→ Extract to read
How to Load Sentinel-2 Imagery with Rasterio

Loading satellite imagery efficiently is the foundational step in any geospatial analysis pipeline. The European Space Agency’s Sentinel-2 mission delivers high-resolution multispectral data that powers environmental monitoring, precision agriculture, and land cover mapping. While the imagery is freely accessible, its directory structure and file formats can quickly overwhelm beginners. Rasterio, a Python library built on the GDAL engine, provides a clean, Pythonic interface for reading, inspecting, and processing raster data. This guide walks you through loading Sentinel-2 imagery with Rasterio, emphasizing spatial metadata handling, memory management, and production-ready code patterns. For broader context on satellite data pipelines, explore the foundational concepts covered in Remote Sensing & Raster Analysis.

→ Task goal
What engine is Rasterio built on, according to the text on loading Sentinel-2 imagery?

→ Data excerpts
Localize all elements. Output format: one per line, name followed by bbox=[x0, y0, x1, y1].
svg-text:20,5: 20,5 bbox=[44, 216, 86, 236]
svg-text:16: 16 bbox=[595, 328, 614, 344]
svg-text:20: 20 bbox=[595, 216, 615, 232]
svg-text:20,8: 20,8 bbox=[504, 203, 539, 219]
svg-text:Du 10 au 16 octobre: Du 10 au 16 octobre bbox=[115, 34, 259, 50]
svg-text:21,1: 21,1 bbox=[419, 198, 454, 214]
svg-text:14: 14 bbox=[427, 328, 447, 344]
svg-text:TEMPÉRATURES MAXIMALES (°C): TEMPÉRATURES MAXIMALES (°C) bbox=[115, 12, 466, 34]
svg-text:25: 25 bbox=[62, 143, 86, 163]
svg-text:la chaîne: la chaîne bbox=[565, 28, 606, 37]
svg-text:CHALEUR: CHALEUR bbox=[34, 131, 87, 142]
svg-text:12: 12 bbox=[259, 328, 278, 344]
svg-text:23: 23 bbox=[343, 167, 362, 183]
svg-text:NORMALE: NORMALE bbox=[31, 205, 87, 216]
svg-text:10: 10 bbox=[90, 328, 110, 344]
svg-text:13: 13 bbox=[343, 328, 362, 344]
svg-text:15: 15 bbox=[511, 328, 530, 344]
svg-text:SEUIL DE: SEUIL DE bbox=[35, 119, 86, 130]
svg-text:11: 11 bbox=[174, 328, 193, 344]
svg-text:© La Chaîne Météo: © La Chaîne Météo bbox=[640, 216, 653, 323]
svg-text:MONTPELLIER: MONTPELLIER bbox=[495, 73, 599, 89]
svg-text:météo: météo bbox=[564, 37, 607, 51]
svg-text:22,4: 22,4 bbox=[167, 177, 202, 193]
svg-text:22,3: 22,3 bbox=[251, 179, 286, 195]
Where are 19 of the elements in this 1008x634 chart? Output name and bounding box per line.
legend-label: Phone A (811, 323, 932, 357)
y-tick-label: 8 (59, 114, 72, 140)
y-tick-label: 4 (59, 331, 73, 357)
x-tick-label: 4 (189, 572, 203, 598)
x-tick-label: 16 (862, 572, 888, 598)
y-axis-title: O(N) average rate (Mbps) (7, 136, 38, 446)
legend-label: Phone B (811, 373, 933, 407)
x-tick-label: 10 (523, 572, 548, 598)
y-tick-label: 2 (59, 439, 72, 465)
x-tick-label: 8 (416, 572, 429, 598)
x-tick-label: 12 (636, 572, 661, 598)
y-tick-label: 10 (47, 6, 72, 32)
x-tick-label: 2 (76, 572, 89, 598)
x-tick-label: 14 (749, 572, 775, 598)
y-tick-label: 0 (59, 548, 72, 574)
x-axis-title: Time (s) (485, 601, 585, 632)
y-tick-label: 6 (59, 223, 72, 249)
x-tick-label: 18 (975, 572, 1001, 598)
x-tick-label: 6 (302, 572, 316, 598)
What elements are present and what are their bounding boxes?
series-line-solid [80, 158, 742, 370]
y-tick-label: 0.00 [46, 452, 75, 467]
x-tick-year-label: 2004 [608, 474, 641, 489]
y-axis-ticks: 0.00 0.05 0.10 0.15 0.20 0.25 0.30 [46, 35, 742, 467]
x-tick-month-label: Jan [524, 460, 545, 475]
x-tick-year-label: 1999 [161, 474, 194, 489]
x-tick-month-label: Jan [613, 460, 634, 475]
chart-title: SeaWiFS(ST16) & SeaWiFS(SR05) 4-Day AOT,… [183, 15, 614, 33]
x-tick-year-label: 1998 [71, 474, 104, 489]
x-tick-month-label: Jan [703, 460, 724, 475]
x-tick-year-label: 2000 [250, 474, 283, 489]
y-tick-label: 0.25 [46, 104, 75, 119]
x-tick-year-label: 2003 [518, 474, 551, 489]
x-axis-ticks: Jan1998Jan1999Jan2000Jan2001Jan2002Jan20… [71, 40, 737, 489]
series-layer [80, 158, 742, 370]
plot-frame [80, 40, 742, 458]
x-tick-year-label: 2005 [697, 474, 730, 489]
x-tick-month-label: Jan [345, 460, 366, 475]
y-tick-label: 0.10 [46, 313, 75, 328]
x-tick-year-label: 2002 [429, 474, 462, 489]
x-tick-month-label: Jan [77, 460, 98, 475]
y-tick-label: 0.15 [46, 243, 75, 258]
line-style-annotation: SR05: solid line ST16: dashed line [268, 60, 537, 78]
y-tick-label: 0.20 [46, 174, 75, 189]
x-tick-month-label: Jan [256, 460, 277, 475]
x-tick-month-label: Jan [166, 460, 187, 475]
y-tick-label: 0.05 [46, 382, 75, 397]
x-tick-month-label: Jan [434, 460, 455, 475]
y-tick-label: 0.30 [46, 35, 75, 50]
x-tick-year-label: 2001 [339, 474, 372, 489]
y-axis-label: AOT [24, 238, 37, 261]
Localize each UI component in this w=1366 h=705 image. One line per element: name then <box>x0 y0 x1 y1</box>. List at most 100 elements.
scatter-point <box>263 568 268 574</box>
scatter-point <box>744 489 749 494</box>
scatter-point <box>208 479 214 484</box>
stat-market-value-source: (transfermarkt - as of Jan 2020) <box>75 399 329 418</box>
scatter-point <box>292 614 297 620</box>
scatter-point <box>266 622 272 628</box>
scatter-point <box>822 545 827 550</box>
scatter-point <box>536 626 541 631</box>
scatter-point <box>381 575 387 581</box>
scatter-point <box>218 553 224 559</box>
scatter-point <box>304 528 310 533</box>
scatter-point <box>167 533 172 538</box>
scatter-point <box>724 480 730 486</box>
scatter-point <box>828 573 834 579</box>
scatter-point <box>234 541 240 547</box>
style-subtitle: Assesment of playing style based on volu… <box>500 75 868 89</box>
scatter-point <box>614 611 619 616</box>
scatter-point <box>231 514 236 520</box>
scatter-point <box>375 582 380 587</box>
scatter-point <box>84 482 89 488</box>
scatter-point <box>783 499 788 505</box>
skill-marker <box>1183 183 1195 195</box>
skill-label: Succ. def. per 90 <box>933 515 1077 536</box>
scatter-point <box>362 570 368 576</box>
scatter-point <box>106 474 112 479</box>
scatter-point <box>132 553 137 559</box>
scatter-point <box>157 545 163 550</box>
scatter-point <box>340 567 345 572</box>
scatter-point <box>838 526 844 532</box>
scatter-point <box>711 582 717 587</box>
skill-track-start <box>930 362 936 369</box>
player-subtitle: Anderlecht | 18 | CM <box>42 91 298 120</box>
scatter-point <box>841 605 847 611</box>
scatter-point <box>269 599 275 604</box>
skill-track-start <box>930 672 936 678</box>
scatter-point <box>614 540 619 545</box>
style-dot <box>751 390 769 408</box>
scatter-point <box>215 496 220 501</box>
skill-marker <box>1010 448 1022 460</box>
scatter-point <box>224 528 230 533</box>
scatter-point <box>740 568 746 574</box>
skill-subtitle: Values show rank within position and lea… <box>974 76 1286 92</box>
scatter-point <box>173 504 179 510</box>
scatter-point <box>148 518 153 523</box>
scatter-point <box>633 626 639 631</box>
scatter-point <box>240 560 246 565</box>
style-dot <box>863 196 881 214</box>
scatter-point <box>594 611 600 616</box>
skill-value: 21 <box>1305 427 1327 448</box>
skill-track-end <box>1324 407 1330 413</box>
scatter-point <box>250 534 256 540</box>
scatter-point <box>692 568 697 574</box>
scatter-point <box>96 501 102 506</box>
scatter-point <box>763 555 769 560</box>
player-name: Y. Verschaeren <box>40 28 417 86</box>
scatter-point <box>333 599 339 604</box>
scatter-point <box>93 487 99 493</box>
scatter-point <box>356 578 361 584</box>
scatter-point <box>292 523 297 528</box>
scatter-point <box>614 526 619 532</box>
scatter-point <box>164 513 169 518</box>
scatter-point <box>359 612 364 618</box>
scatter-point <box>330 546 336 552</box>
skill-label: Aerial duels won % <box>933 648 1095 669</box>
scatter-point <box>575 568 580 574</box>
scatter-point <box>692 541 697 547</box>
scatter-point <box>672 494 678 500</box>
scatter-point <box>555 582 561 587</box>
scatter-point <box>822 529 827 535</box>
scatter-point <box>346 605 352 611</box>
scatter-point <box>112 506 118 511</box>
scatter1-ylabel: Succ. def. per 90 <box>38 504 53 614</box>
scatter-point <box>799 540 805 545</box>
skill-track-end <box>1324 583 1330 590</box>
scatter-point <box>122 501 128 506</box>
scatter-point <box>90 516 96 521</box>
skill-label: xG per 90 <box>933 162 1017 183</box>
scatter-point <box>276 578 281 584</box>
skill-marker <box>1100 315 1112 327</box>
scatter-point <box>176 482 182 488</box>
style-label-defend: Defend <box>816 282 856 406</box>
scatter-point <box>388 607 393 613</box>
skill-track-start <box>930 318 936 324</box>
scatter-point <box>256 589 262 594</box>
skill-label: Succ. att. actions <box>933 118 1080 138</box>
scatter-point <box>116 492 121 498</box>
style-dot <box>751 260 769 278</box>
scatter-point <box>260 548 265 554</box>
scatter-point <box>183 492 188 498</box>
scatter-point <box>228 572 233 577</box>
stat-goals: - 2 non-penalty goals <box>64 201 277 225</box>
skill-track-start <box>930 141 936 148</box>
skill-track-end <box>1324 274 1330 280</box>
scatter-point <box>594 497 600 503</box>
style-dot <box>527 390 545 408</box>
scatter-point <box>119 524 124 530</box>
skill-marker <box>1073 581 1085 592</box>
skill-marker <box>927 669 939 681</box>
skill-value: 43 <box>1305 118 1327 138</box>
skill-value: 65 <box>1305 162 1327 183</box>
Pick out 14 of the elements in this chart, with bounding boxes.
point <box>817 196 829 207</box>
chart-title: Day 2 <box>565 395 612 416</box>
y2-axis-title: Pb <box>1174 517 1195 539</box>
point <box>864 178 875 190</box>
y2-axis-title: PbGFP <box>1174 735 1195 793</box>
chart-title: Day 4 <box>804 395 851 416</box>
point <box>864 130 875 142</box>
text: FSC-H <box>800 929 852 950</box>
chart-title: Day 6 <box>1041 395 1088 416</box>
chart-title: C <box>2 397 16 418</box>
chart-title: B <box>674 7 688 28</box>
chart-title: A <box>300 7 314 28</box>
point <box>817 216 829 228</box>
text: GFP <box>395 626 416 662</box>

→ Task response
The GDAL engine.